* GOAL OF THE EXERCISE: Copy out each line of the listing that has the word "Configurations" in it.

Source records:
_____

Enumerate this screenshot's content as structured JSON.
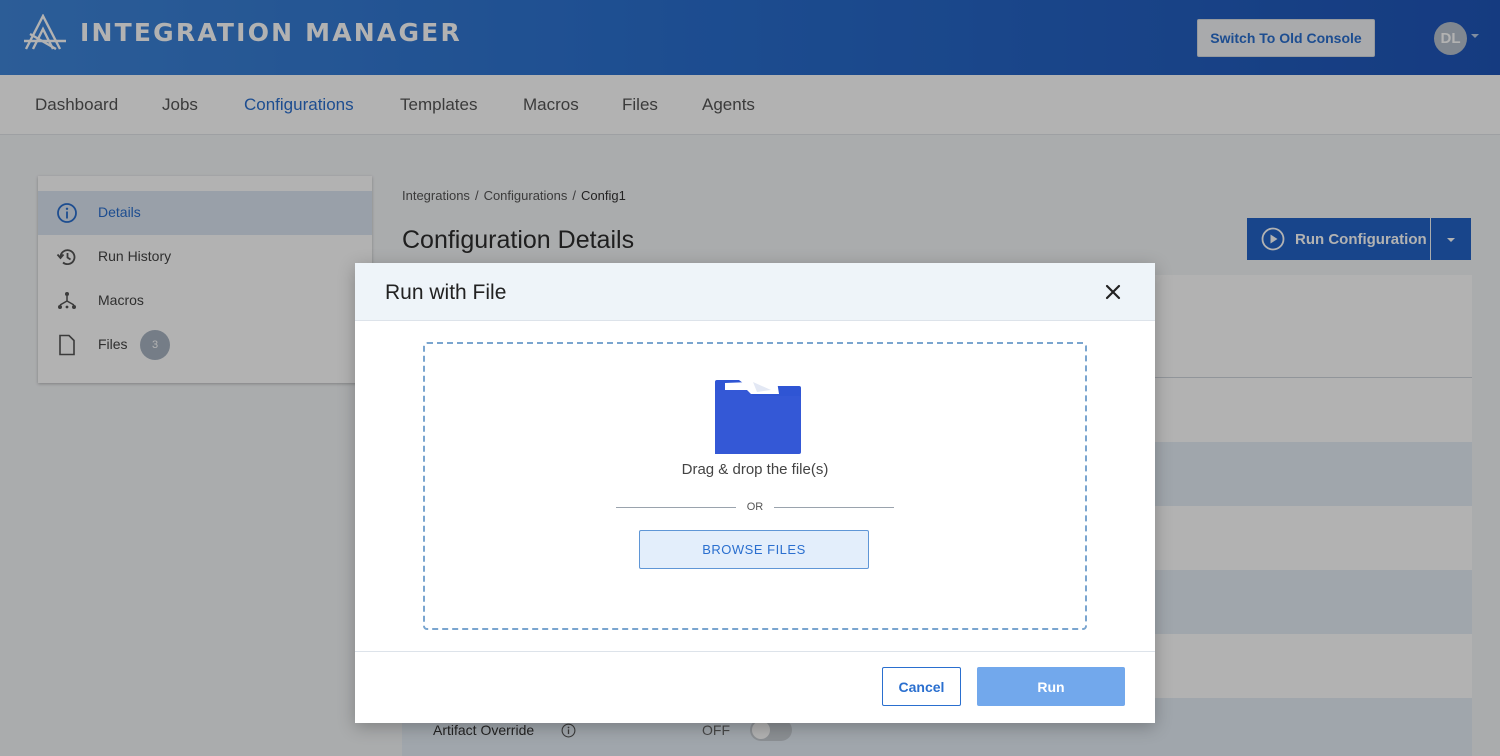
{
  "header": {
    "app_title": "INTEGRATION MANAGER",
    "logo_icon": "mountain-logo-icon",
    "switch_console_label": "Switch To Old Console",
    "avatar_initials": "DL"
  },
  "nav": {
    "items": [
      {
        "label": "Dashboard"
      },
      {
        "label": "Jobs"
      },
      {
        "label": "Configurations",
        "active": true
      },
      {
        "label": "Templates"
      },
      {
        "label": "Macros"
      },
      {
        "label": "Files"
      },
      {
        "label": "Agents"
      }
    ]
  },
  "sidebar": {
    "items": [
      {
        "label": "Details",
        "icon": "info-icon",
        "active": true
      },
      {
        "label": "Run History",
        "icon": "history-icon"
      },
      {
        "label": "Macros",
        "icon": "macros-icon"
      },
      {
        "label": "Files",
        "icon": "file-icon",
        "badge": "3"
      }
    ]
  },
  "main": {
    "breadcrumb": [
      "Integrations",
      "Configurations",
      "Config1"
    ],
    "title": "Configuration Details",
    "run_config_label": "Run Configuration",
    "artifact_override": {
      "label": "Artifact Override",
      "state": "OFF"
    }
  },
  "modal": {
    "title": "Run with File",
    "drop_text": "Drag & drop the file(s)",
    "or_text": "OR",
    "browse_label": "BROWSE FILES",
    "cancel_label": "Cancel",
    "run_label": "Run"
  },
  "colors": {
    "brand_blue": "#2a6fcf",
    "header_gradient_start": "#3f86d9",
    "header_gradient_end": "#1f55b8",
    "primary_button": "#2364c8",
    "disabled_run": "#72a8ec",
    "folder": "#2f55d4"
  }
}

_____

* EXERCISE RESPONSE:
        "label": "Configurations",
      "Configurations",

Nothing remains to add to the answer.